* [Task description]: Write out all of these lines again, requests included, adding 119 to every bounding box coordinate in the answers. Omit the pictures from your answer.

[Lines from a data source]
━━━━━━━━━━━━━━━━━━━━

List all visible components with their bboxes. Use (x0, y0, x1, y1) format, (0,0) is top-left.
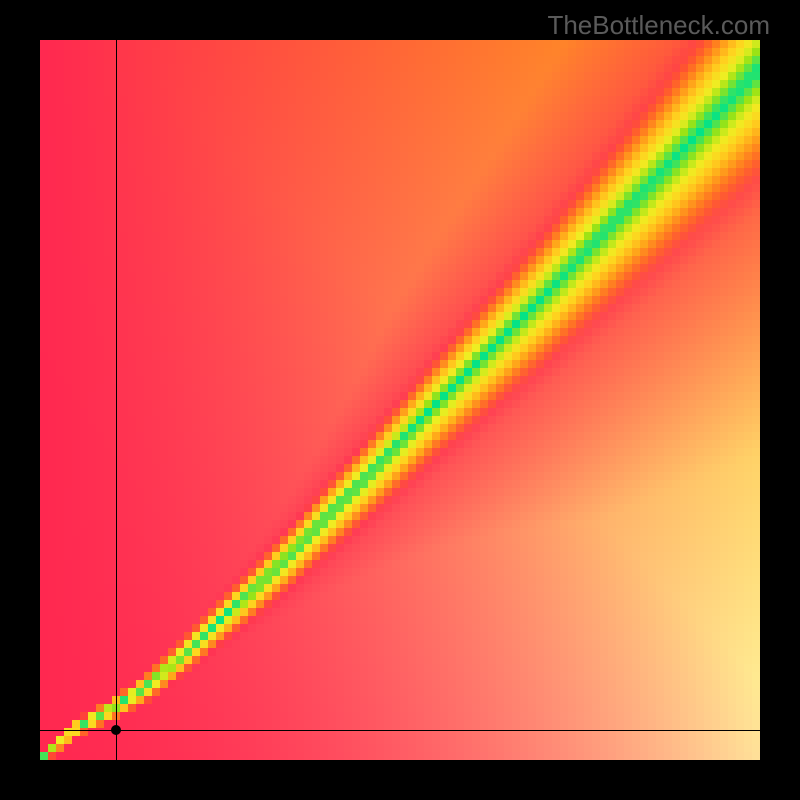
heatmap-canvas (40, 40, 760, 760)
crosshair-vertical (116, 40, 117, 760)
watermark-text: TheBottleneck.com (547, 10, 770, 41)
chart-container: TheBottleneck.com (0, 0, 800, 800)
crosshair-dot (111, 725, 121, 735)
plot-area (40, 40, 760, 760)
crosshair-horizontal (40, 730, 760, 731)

━━━━━━━━━━━━━━━━━━━━

* [Task result]:
List all visible components with their bboxes. Use (x0, y0, x1, y1) format, (0,0) is top-left.
heatmap-canvas (159, 159, 879, 879)
crosshair-vertical (235, 159, 236, 879)
watermark-text: TheBottleneck.com (666, 129, 889, 160)
chart-container: TheBottleneck.com (119, 119, 919, 919)
crosshair-dot (230, 844, 240, 854)
plot-area (159, 159, 879, 879)
crosshair-horizontal (159, 849, 879, 850)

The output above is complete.